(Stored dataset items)
_ _ _ _

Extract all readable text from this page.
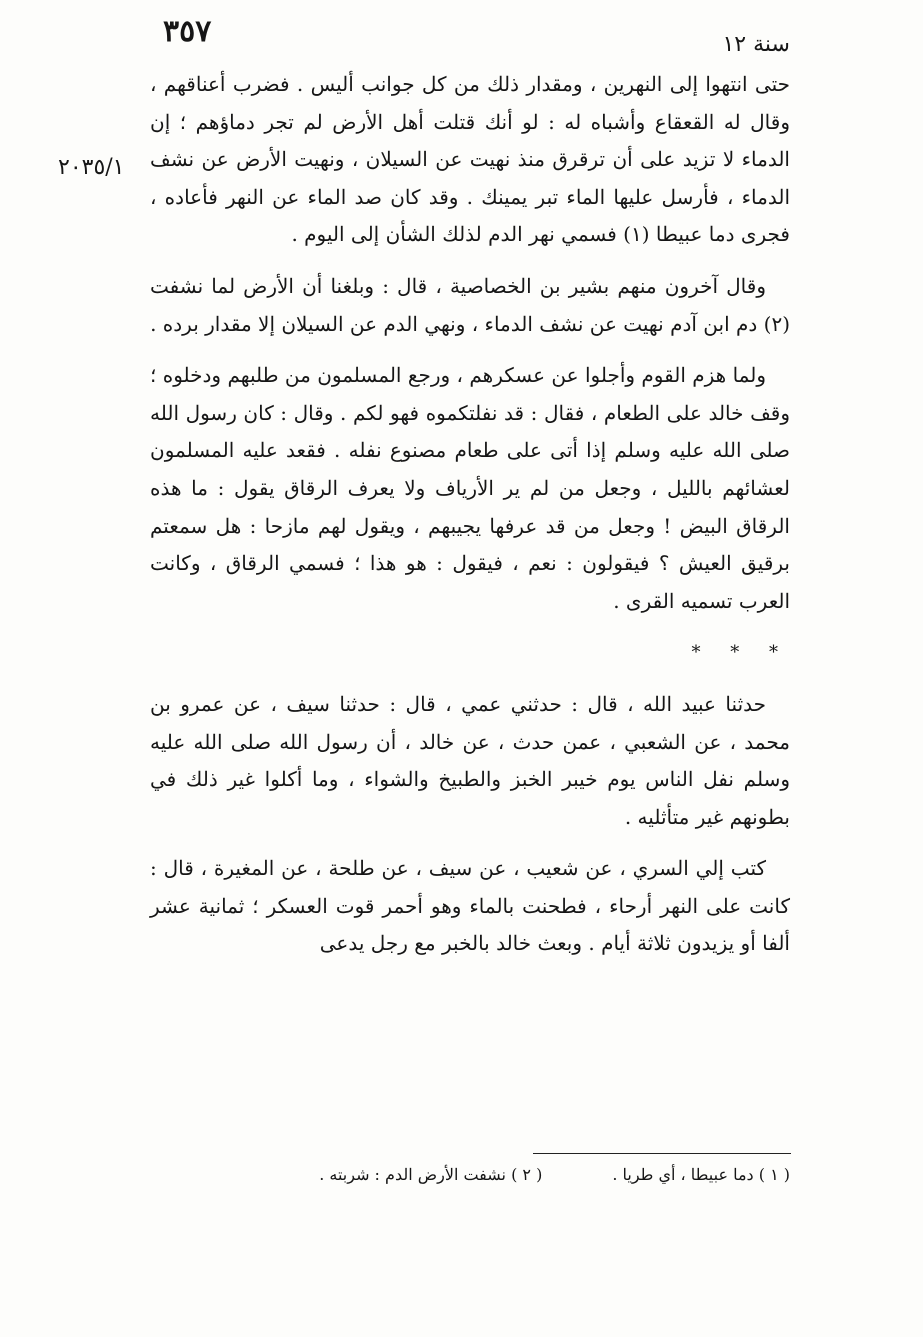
٣٥٧	سنة ١٢
٢٠٣٥/١

حتى انتهوا إلى النهرين ، ومقدار ذلك من كل جوانب أليس . فضرب أعناقهم ، وقال له القعقاع وأشباه له : لو أنك قتلت أهل الأرض لم تجر دماؤهم ؛ إن الدماء لا تزيد على أن ترقرق منذ نهيت عن السيلان ، ونهيت الأرض عن نشف الدماء ، فأرسل عليها الماء تبر يمينك . وقد كان صد الماء عن النهر فأعاده ، فجرى دما عبيطا (١) فسمي نهر الدم لذلك الشأن إلى اليوم .

وقال آخرون منهم بشير بن الخصاصية ، قال : وبلغنا أن الأرض لما نشفت (٢) دم ابن آدم نهيت عن نشف الدماء ، ونهي الدم عن السيلان إلا مقدار برده .

ولما هزم القوم وأجلوا عن عسكرهم ، ورجع المسلمون من طلبهم ودخلوه ؛ وقف خالد على الطعام ، فقال : قد نفلتكموه فهو لكم . وقال : كان رسول الله صلى الله عليه وسلم إذا أتى على طعام مصنوع نفله . فقعد عليه المسلمون لعشائهم بالليل ، وجعل من لم ير الأرياف ولا يعرف الرقاق يقول : ما هذه الرقاق البيض ! وجعل من قد عرفها يجيبهم ، ويقول لهم مازحا : هل سمعتم برقيق العيش ؟ فيقولون : نعم ، فيقول : هو هذا ؛ فسمي الرقاق ، وكانت العرب تسميه القرى .

* * *

حدثنا عبيد الله ، قال : حدثني عمي ، قال : حدثنا سيف ، عن عمرو بن محمد ، عن الشعبي ، عمن حدث ، عن خالد ، أن رسول الله صلى الله عليه وسلم نفل الناس يوم خيبر الخبز والطبيخ والشواء ، وما أكلوا غير ذلك في بطونهم غير متأثليه .

كتب إلي السري ، عن شعيب ، عن سيف ، عن طلحة ، عن المغيرة ، قال : كانت على النهر أرحاء ، فطحنت بالماء وهو أحمر قوت العسكر ؛ ثمانية عشر ألفا أو يزيدون ثلاثة أيام . وبعث خالد بالخبر مع رجل يدعى

( ١ ) دما عبيطا ، أي طريا .
( ٢ ) نشفت الأرض الدم : شربته .
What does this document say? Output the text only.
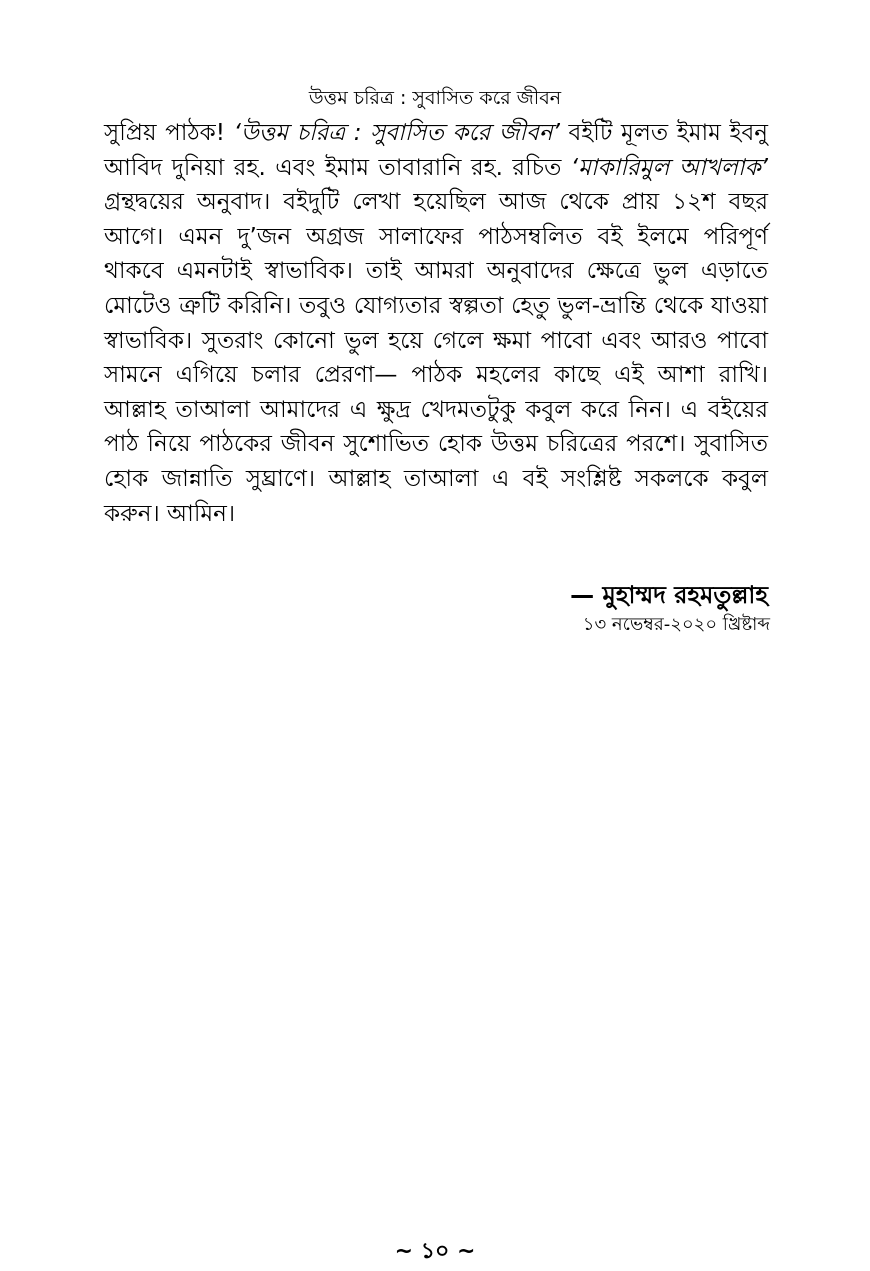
উত্তম চরিত্র : সুবাসিত করে জীবন

সুপ্রিয় পাঠক! ‘উত্তম চরিত্র : সুবাসিত করে জীবন’ বইটি মূলত ইমাম ইবনু আবিদ দুনিয়া রহ. এবং ইমাম তাবারানি রহ. রচিত ‘মাকারিমুল আখলাক’ গ্রন্থদ্বয়ের অনুবাদ। বইদুটি লেখা হয়েছিল আজ থেকে প্রায় ১২শ বছর আগে। এমন দু’জন অগ্রজ সালাফের পাঠসম্বলিত বই ইলমে পরিপূর্ণ থাকবে এমনটাই স্বাভাবিক। তাই আমরা অনুবাদের ক্ষেত্রে ভুল এড়াতে মোটেও ত্রুটি করিনি। তবুও যোগ্যতার স্বল্পতা হেতু ভুল-ভ্রান্তি থেকে যাওয়া স্বাভাবিক। সুতরাং কোনো ভুল হয়ে গেলে ক্ষমা পাবো এবং আরও পাবো সামনে এগিয়ে চলার প্রেরণা— পাঠক মহলের কাছে এই আশা রাখি। আল্লাহ তাআলা আমাদের এ ক্ষুদ্র খেদমতটুকু কবুল করে নিন। এ বইয়ের পাঠ নিয়ে পাঠকের জীবন সুশোভিত হোক উত্তম চরিত্রের পরশে। সুবাসিত হোক জান্নাতি সুঘ্রাণে। আল্লাহ তাআলা এ বই সংশ্লিষ্ট সকলকে কবুল করুন। আমিন।

— মুহাম্মদ রহমতুল্লাহ
১৩ নভেম্বর-২০২০ খ্রিষ্টাব্দ
~ ১০ ~
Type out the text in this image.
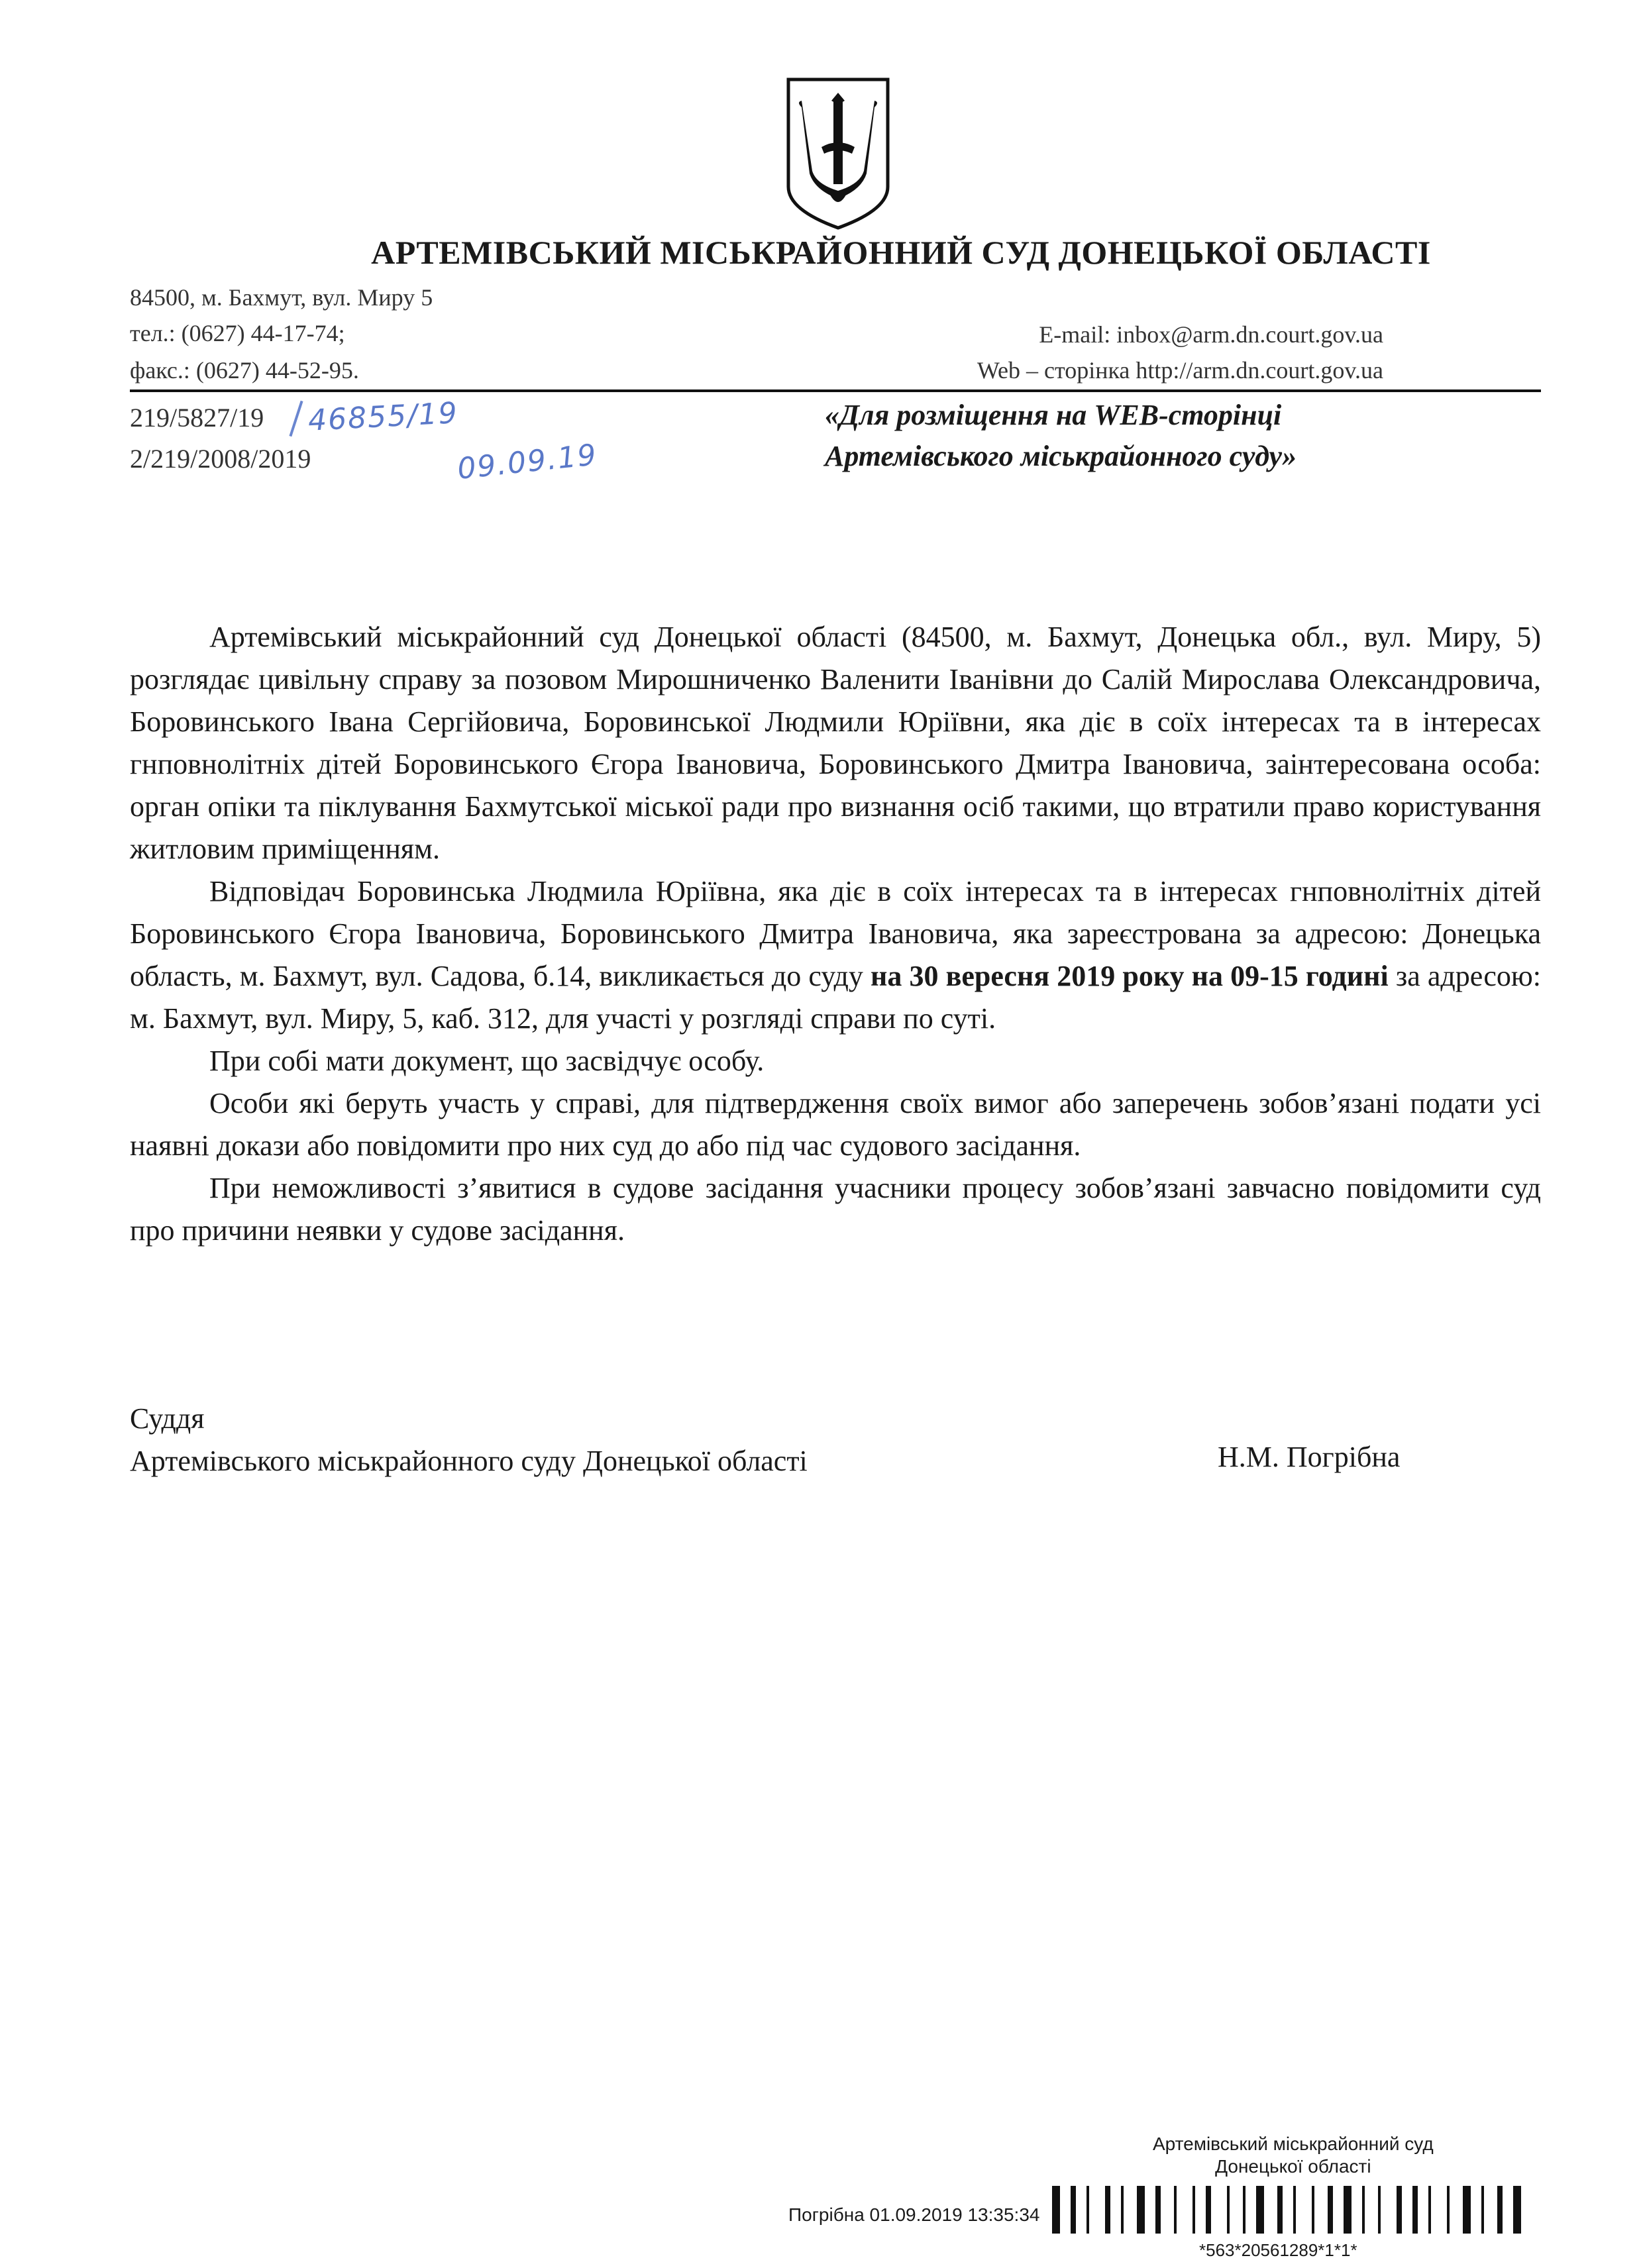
АРТЕМІВСЬКИЙ МІСЬКРАЙОННИЙ СУД ДОНЕЦЬКОЇ ОБЛАСТІ
84500, м. Бахмут, вул. Миру 5
тел.: (0627) 44-17-74;
факс.: (0627) 44-52-95.
E-mail: inbox@arm.dn.court.gov.ua
Web – сторінка http://arm.dn.court.gov.ua
219/5827/19
2/219/2008/2019
46855/19
09.09.19
«Для розміщення на WEB-сторінці
Артемівського міськрайонного суду»

Артемівський міськрайонний суд Донецької області (84500, м. Бахмут, Донецька обл., вул. Миру, 5) розглядає цивільну справу за позовом Мирошниченко Валенити Іванівни до Салій Мирослава Олександровича, Боровинського Івана Сергійовича, Боровинської Людмили Юріївни, яка діє в соїх інтересах та в інтересах гнповнолітніх дітей Боровинського Єгора Івановича, Боровинського Дмитра Івановича, заінтересована особа: орган опіки та піклування Бахмутської міської ради про визнання осіб такими, що втратили право користування житловим приміщенням.

Відповідач Боровинська Людмила Юріївна, яка діє в соїх інтересах та в інтересах гнповнолітніх дітей Боровинського Єгора Івановича, Боровинського Дмитра Івановича, яка зареєстрована за адресою: Донецька область, м. Бахмут, вул. Садова, б.14, викликається до суду на 30 вересня 2019 року на 09-15 годині за адресою: м. Бахмут, вул. Миру, 5, каб. 312, для участі у розгляді справи по суті.

При собі мати документ, що засвідчує особу.

Особи які беруть участь у справі, для підтвердження своїх вимог або заперечень зобов’язані подати усі наявні докази або повідомити про них суд до або під час судового засідання.

При неможливості з’явитися в судове засідання учасники процесу зобов’язані завчасно повідомити суд про причини неявки у судове засідання.

Суддя
Артемівського міськрайонного суду Донецької області	Н.М. Погрібна
Артемівський міськрайонний суд
Донецької області
Погрібна 01.09.2019 13:35:34
*563*20561289*1*1*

_ _ _ _

__EXERCISE DIRECTIONS__. All preceding records should be duplicated verbatim, images excepted.

__THE COMPLETED TASK__.
Extract all readable text from this page.
٣٥٧	سنة ١٢
٢٠٣٥/١

حتى انتهوا إلى النهرين ، ومقدار ذلك من كل جوانب أليس . فضرب أعناقهم ، وقال له القعقاع وأشباه له : لو أنك قتلت أهل الأرض لم تجر دماؤهم ؛ إن الدماء لا تزيد على أن ترقرق منذ نهيت عن السيلان ، ونهيت الأرض عن نشف الدماء ، فأرسل عليها الماء تبر يمينك . وقد كان صد الماء عن النهر فأعاده ، فجرى دما عبيطا (١) فسمي نهر الدم لذلك الشأن إلى اليوم .

وقال آخرون منهم بشير بن الخصاصية ، قال : وبلغنا أن الأرض لما نشفت (٢) دم ابن آدم نهيت عن نشف الدماء ، ونهي الدم عن السيلان إلا مقدار برده .

ولما هزم القوم وأجلوا عن عسكرهم ، ورجع المسلمون من طلبهم ودخلوه ؛ وقف خالد على الطعام ، فقال : قد نفلتكموه فهو لكم . وقال : كان رسول الله صلى الله عليه وسلم إذا أتى على طعام مصنوع نفله . فقعد عليه المسلمون لعشائهم بالليل ، وجعل من لم ير الأرياف ولا يعرف الرقاق يقول : ما هذه الرقاق البيض ! وجعل من قد عرفها يجيبهم ، ويقول لهم مازحا : هل سمعتم برقيق العيش ؟ فيقولون : نعم ، فيقول : هو هذا ؛ فسمي الرقاق ، وكانت العرب تسميه القرى .

* * *

حدثنا عبيد الله ، قال : حدثني عمي ، قال : حدثنا سيف ، عن عمرو بن محمد ، عن الشعبي ، عمن حدث ، عن خالد ، أن رسول الله صلى الله عليه وسلم نفل الناس يوم خيبر الخبز والطبيخ والشواء ، وما أكلوا غير ذلك في بطونهم غير متأثليه .

كتب إلي السري ، عن شعيب ، عن سيف ، عن طلحة ، عن المغيرة ، قال : كانت على النهر أرحاء ، فطحنت بالماء وهو أحمر قوت العسكر ؛ ثمانية عشر ألفا أو يزيدون ثلاثة أيام . وبعث خالد بالخبر مع رجل يدعى

( ١ ) دما عبيطا ، أي طريا .
( ٢ ) نشفت الأرض الدم : شربته .
What does this document say? Output the text only.
উত্তম চরিত্র : সুবাসিত করে জীবন

সুপ্রিয় পাঠক! ‘উত্তম চরিত্র : সুবাসিত করে জীবন’ বইটি মূলত ইমাম ইবনু আবিদ দুনিয়া রহ. এবং ইমাম তাবারানি রহ. রচিত ‘মাকারিমুল আখলাক’ গ্রন্থদ্বয়ের অনুবাদ। বইদুটি লেখা হয়েছিল আজ থেকে প্রায় ১২শ বছর আগে। এমন দু’জন অগ্রজ সালাফের পাঠসম্বলিত বই ইলমে পরিপূর্ণ থাকবে এমনটাই স্বাভাবিক। তাই আমরা অনুবাদের ক্ষেত্রে ভুল এড়াতে মোটেও ত্রুটি করিনি। তবুও যোগ্যতার স্বল্পতা হেতু ভুল-ভ্রান্তি থেকে যাওয়া স্বাভাবিক। সুতরাং কোনো ভুল হয়ে গেলে ক্ষমা পাবো এবং আরও পাবো সামনে এগিয়ে চলার প্রেরণা— পাঠক মহলের কাছে এই আশা রাখি। আল্লাহ তাআলা আমাদের এ ক্ষুদ্র খেদমতটুকু কবুল করে নিন। এ বইয়ের পাঠ নিয়ে পাঠকের জীবন সুশোভিত হোক উত্তম চরিত্রের পরশে। সুবাসিত হোক জান্নাতি সুঘ্রাণে। আল্লাহ তাআলা এ বই সংশ্লিষ্ট সকলকে কবুল করুন। আমিন।

— মুহাম্মদ রহমতুল্লাহ
১৩ নভেম্বর-২০২০ খ্রিষ্টাব্দ
~ ১০ ~
Type out the text in this image.
АРТЕМІВСЬКИЙ МІСЬКРАЙОННИЙ СУД ДОНЕЦЬКОЇ ОБЛАСТІ
84500, м. Бахмут, вул. Миру 5
тел.: (0627) 44-17-74;
факс.: (0627) 44-52-95.
E-mail: inbox@arm.dn.court.gov.ua
Web – сторінка http://arm.dn.court.gov.ua
219/5827/19
2/219/2008/2019
46855/19
09.09.19
«Для розміщення на WEB-сторінці
Артемівського міськрайонного суду»

Артемівський міськрайонний суд Донецької області (84500, м. Бахмут, Донецька обл., вул. Миру, 5) розглядає цивільну справу за позовом Мирошниченко Валенити Іванівни до Салій Мирослава Олександровича, Боровинського Івана Сергійовича, Боровинської Людмили Юріївни, яка діє в соїх інтересах та в інтересах гнповнолітніх дітей Боровинського Єгора Івановича, Боровинського Дмитра Івановича, заінтересована особа: орган опіки та піклування Бахмутської міської ради про визнання осіб такими, що втратили право користування житловим приміщенням.

Відповідач Боровинська Людмила Юріївна, яка діє в соїх інтересах та в інтересах гнповнолітніх дітей Боровинського Єгора Івановича, Боровинського Дмитра Івановича, яка зареєстрована за адресою: Донецька область, м. Бахмут, вул. Садова, б.14, викликається до суду на 30 вересня 2019 року на 09-15 годині за адресою: м. Бахмут, вул. Миру, 5, каб. 312, для участі у розгляді справи по суті.

При собі мати документ, що засвідчує особу.

Особи які беруть участь у справі, для підтвердження своїх вимог або заперечень зобов’язані подати усі наявні докази або повідомити про них суд до або під час судового засідання.

При неможливості з’явитися в судове засідання учасники процесу зобов’язані завчасно повідомити суд про причини неявки у судове засідання.

Суддя
Артемівського міськрайонного суду Донецької області	Н.М. Погрібна
Артемівський міськрайонний суд
Донецької області
Погрібна 01.09.2019 13:35:34
*563*20561289*1*1*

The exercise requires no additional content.